TASK PROMPT | Check every line of the entries for the string "Daily" and return the ones that contain it.

_ _ _ _

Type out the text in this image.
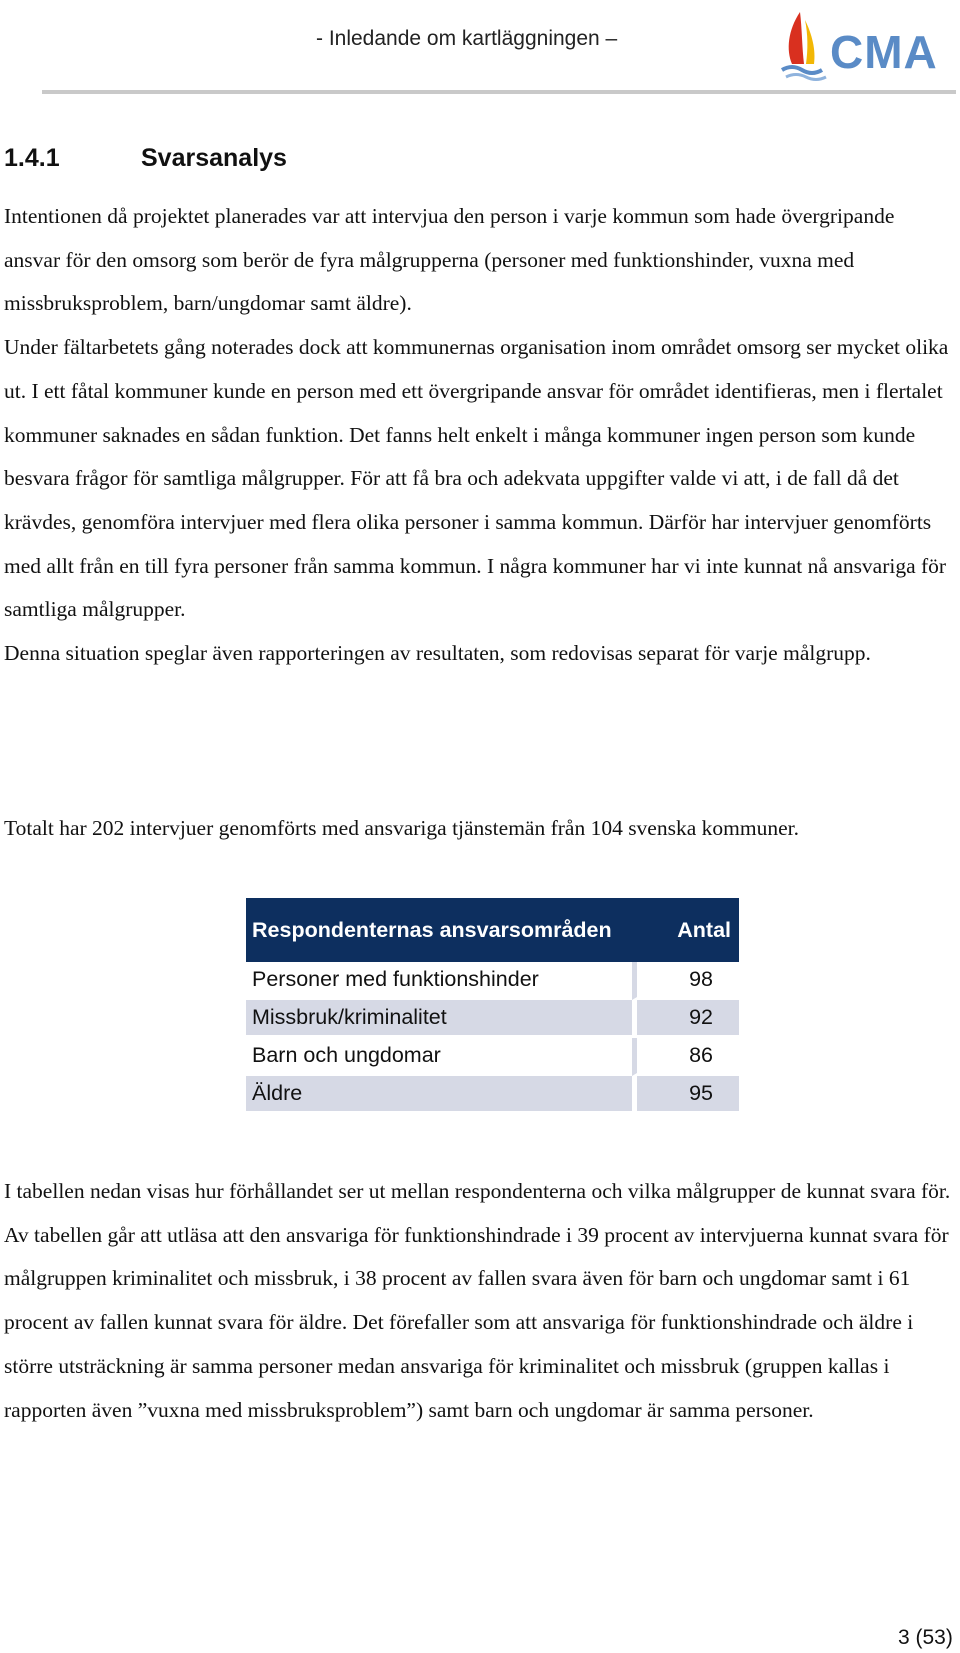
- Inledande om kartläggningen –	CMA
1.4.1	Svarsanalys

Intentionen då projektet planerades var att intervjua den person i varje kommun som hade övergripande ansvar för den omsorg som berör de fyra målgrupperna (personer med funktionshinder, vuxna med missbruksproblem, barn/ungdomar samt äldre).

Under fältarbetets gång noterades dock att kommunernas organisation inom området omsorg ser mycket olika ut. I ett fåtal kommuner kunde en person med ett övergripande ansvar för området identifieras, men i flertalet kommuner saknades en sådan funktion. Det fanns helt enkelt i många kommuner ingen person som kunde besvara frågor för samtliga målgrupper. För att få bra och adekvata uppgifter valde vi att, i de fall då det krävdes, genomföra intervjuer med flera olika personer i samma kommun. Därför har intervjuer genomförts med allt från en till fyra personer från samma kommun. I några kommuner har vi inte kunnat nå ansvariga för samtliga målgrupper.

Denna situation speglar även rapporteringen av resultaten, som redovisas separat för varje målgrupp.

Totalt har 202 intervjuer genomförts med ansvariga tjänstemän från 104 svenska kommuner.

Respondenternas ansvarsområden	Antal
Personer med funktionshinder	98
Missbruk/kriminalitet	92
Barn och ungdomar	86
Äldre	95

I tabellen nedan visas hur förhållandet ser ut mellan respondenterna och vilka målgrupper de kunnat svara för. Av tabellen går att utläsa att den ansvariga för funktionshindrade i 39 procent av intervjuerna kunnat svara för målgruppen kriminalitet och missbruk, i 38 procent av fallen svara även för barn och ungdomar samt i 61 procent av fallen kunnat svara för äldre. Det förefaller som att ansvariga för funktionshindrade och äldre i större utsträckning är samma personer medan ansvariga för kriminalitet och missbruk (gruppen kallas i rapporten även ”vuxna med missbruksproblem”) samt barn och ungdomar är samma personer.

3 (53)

_ _ _ _

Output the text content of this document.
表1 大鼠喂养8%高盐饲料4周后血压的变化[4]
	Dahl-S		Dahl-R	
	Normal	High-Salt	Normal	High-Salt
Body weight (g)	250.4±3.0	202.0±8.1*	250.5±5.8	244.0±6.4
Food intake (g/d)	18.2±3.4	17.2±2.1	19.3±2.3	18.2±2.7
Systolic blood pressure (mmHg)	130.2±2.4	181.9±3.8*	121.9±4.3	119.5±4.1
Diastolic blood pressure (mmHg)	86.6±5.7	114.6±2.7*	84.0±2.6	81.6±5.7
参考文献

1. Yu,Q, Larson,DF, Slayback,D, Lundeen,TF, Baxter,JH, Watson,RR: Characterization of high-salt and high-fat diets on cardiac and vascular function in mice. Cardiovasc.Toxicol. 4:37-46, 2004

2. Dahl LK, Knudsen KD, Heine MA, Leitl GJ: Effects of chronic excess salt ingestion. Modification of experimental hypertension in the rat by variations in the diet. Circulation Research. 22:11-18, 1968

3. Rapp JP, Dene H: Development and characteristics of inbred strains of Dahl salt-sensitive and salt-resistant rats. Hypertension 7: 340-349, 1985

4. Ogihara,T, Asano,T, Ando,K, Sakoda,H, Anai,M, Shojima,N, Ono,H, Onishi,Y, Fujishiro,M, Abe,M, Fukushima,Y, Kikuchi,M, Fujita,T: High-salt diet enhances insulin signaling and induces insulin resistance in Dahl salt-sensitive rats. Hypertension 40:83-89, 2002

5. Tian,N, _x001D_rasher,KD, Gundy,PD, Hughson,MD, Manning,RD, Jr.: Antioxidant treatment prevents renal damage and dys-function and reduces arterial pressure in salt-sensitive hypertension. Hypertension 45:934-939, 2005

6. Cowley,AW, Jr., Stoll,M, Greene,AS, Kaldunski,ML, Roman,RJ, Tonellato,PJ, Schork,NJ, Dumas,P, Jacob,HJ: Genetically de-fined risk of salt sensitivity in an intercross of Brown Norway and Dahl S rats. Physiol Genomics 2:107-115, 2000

_ _ _ _

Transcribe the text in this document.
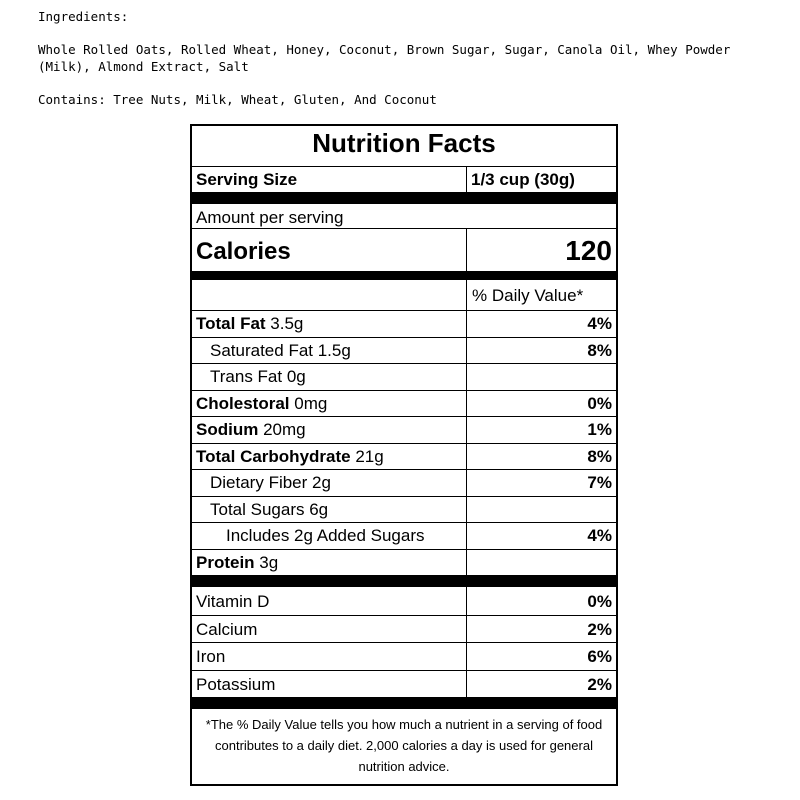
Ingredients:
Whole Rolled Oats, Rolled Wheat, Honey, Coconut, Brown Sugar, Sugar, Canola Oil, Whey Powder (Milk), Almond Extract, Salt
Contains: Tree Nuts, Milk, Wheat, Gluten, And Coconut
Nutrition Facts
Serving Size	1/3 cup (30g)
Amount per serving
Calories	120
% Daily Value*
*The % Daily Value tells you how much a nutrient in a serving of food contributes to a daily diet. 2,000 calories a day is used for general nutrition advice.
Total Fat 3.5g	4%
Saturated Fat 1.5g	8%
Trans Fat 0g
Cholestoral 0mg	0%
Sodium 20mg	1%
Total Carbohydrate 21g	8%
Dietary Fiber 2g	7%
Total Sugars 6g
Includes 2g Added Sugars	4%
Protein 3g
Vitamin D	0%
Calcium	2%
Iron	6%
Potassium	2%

_ _ _ _

EXPECTED OUTPUT |
% Daily Value*
*The % Daily Value tells you how much a nutrient in a serving of food contributes to a daily diet. 2,000 calories a day is used for general nutrition advice.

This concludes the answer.